## Short problem
Make an exact copy of the entries below.

Raw records

%%

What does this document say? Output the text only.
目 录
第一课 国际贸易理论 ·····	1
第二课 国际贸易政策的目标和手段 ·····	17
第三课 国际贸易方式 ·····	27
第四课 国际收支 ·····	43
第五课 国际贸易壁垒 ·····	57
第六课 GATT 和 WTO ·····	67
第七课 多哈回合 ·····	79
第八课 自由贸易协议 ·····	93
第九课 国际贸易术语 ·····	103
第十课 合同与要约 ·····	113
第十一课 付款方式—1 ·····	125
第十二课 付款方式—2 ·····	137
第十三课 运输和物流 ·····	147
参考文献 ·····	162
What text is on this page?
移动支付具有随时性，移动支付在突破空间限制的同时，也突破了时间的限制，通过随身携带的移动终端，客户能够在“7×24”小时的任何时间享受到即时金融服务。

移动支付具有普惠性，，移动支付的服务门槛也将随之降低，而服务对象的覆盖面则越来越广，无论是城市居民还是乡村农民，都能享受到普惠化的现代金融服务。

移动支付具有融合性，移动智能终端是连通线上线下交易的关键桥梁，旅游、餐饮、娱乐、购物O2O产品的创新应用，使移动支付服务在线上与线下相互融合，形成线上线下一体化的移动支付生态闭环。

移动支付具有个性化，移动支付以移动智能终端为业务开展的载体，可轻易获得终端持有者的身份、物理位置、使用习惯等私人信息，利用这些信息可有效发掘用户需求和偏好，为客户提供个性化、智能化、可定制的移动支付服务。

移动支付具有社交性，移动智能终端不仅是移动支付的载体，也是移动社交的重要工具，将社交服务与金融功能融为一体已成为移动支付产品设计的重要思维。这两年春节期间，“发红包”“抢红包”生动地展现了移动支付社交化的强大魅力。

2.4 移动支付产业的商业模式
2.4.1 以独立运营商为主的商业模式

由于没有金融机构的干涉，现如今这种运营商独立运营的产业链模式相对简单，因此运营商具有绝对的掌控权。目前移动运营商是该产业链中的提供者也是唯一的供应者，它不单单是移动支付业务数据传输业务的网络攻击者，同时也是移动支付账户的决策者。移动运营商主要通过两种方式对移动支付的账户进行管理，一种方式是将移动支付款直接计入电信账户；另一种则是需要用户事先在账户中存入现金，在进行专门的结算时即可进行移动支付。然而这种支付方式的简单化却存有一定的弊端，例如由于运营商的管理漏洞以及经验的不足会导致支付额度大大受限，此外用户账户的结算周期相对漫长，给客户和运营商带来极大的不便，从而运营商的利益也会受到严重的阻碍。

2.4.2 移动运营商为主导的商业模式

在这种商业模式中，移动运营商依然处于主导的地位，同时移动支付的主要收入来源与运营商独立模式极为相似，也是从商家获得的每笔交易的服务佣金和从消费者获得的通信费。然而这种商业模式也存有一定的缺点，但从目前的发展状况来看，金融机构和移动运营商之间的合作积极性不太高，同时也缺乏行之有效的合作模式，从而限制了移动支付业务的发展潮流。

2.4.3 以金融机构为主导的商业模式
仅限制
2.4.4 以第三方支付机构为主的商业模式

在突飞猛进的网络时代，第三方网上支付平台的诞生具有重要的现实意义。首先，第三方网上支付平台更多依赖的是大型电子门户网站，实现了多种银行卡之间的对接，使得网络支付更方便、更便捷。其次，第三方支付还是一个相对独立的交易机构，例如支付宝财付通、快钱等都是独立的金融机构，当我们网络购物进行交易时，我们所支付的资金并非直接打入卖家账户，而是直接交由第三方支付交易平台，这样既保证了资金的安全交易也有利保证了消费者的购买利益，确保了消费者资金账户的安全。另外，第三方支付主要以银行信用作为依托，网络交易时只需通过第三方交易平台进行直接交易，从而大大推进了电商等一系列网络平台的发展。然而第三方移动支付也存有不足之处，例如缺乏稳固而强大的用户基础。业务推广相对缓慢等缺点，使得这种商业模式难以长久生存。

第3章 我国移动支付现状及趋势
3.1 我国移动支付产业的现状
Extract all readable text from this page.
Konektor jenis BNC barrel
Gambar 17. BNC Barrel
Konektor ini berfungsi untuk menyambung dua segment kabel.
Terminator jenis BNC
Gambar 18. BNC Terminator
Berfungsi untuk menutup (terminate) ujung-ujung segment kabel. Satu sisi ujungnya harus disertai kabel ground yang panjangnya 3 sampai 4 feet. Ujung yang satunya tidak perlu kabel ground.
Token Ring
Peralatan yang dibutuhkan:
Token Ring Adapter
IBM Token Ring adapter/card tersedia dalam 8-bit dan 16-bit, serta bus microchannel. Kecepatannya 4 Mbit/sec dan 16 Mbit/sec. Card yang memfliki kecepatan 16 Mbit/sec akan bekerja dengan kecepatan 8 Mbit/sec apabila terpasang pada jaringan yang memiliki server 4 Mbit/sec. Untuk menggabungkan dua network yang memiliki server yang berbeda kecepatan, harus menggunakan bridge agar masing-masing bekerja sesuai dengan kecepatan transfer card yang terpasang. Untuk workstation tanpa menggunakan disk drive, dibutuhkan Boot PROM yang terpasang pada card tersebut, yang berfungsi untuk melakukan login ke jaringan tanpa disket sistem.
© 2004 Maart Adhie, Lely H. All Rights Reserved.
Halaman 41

%%

## Exercise result
What does this document say? Output the text only.
目 录
第一课 国际贸易理论 ·····	1
第二课 国际贸易政策的目标和手段 ·····	17
第三课 国际贸易方式 ·····	27
第四课 国际收支 ·····	43
第五课 国际贸易壁垒 ·····	57
第六课 GATT 和 WTO ·····	67
第七课 多哈回合 ·····	79
第八课 自由贸易协议 ·····	93
第九课 国际贸易术语 ·····	103
第十课 合同与要约 ·····	113
第十一课 付款方式—1 ·····	125
第十二课 付款方式—2 ·····	137
第十三课 运输和物流 ·····	147
参考文献 ·····	162
What text is on this page?
移动支付具有随时性，移动支付在突破空间限制的同时，也突破了时间的限制，通过随身携带的移动终端，客户能够在“7×24”小时的任何时间享受到即时金融服务。

移动支付具有普惠性，，移动支付的服务门槛也将随之降低，而服务对象的覆盖面则越来越广，无论是城市居民还是乡村农民，都能享受到普惠化的现代金融服务。

移动支付具有融合性，移动智能终端是连通线上线下交易的关键桥梁，旅游、餐饮、娱乐、购物O2O产品的创新应用，使移动支付服务在线上与线下相互融合，形成线上线下一体化的移动支付生态闭环。

移动支付具有个性化，移动支付以移动智能终端为业务开展的载体，可轻易获得终端持有者的身份、物理位置、使用习惯等私人信息，利用这些信息可有效发掘用户需求和偏好，为客户提供个性化、智能化、可定制的移动支付服务。

移动支付具有社交性，移动智能终端不仅是移动支付的载体，也是移动社交的重要工具，将社交服务与金融功能融为一体已成为移动支付产品设计的重要思维。这两年春节期间，“发红包”“抢红包”生动地展现了移动支付社交化的强大魅力。

2.4 移动支付产业的商业模式
2.4.1 以独立运营商为主的商业模式

由于没有金融机构的干涉，现如今这种运营商独立运营的产业链模式相对简单，因此运营商具有绝对的掌控权。目前移动运营商是该产业链中的提供者也是唯一的供应者，它不单单是移动支付业务数据传输业务的网络攻击者，同时也是移动支付账户的决策者。移动运营商主要通过两种方式对移动支付的账户进行管理，一种方式是将移动支付款直接计入电信账户；另一种则是需要用户事先在账户中存入现金，在进行专门的结算时即可进行移动支付。然而这种支付方式的简单化却存有一定的弊端，例如由于运营商的管理漏洞以及经验的不足会导致支付额度大大受限，此外用户账户的结算周期相对漫长，给客户和运营商带来极大的不便，从而运营商的利益也会受到严重的阻碍。

2.4.2 移动运营商为主导的商业模式

在这种商业模式中，移动运营商依然处于主导的地位，同时移动支付的主要收入来源与运营商独立模式极为相似，也是从商家获得的每笔交易的服务佣金和从消费者获得的通信费。然而这种商业模式也存有一定的缺点，但从目前的发展状况来看，金融机构和移动运营商之间的合作积极性不太高，同时也缺乏行之有效的合作模式，从而限制了移动支付业务的发展潮流。

2.4.3 以金融机构为主导的商业模式
仅限制
2.4.4 以第三方支付机构为主的商业模式

在突飞猛进的网络时代，第三方网上支付平台的诞生具有重要的现实意义。首先，第三方网上支付平台更多依赖的是大型电子门户网站，实现了多种银行卡之间的对接，使得网络支付更方便、更便捷。其次，第三方支付还是一个相对独立的交易机构，例如支付宝财付通、快钱等都是独立的金融机构，当我们网络购物进行交易时，我们所支付的资金并非直接打入卖家账户，而是直接交由第三方支付交易平台，这样既保证了资金的安全交易也有利保证了消费者的购买利益，确保了消费者资金账户的安全。另外，第三方支付主要以银行信用作为依托，网络交易时只需通过第三方交易平台进行直接交易，从而大大推进了电商等一系列网络平台的发展。然而第三方移动支付也存有不足之处，例如缺乏稳固而强大的用户基础。业务推广相对缓慢等缺点，使得这种商业模式难以长久生存。

第3章 我国移动支付现状及趋势
3.1 我国移动支付产业的现状
Extract all readable text from this page.
Konektor jenis BNC barrel
Gambar 17. BNC Barrel
Konektor ini berfungsi untuk menyambung dua segment kabel.
Terminator jenis BNC
Gambar 18. BNC Terminator
Berfungsi untuk menutup (terminate) ujung-ujung segment kabel. Satu sisi ujungnya harus disertai kabel ground yang panjangnya 3 sampai 4 feet. Ujung yang satunya tidak perlu kabel ground.
Token Ring
Peralatan yang dibutuhkan:
Token Ring Adapter
IBM Token Ring adapter/card tersedia dalam 8-bit dan 16-bit, serta bus microchannel. Kecepatannya 4 Mbit/sec dan 16 Mbit/sec. Card yang memfliki kecepatan 16 Mbit/sec akan bekerja dengan kecepatan 8 Mbit/sec apabila terpasang pada jaringan yang memiliki server 4 Mbit/sec. Untuk menggabungkan dua network yang memiliki server yang berbeda kecepatan, harus menggunakan bridge agar masing-masing bekerja sesuai dengan kecepatan transfer card yang terpasang. Untuk workstation tanpa menggunakan disk drive, dibutuhkan Boot PROM yang terpasang pada card tersebut, yang berfungsi untuk melakukan login ke jaringan tanpa disket sistem.
© 2004 Maart Adhie, Lely H. All Rights Reserved.
Halaman 41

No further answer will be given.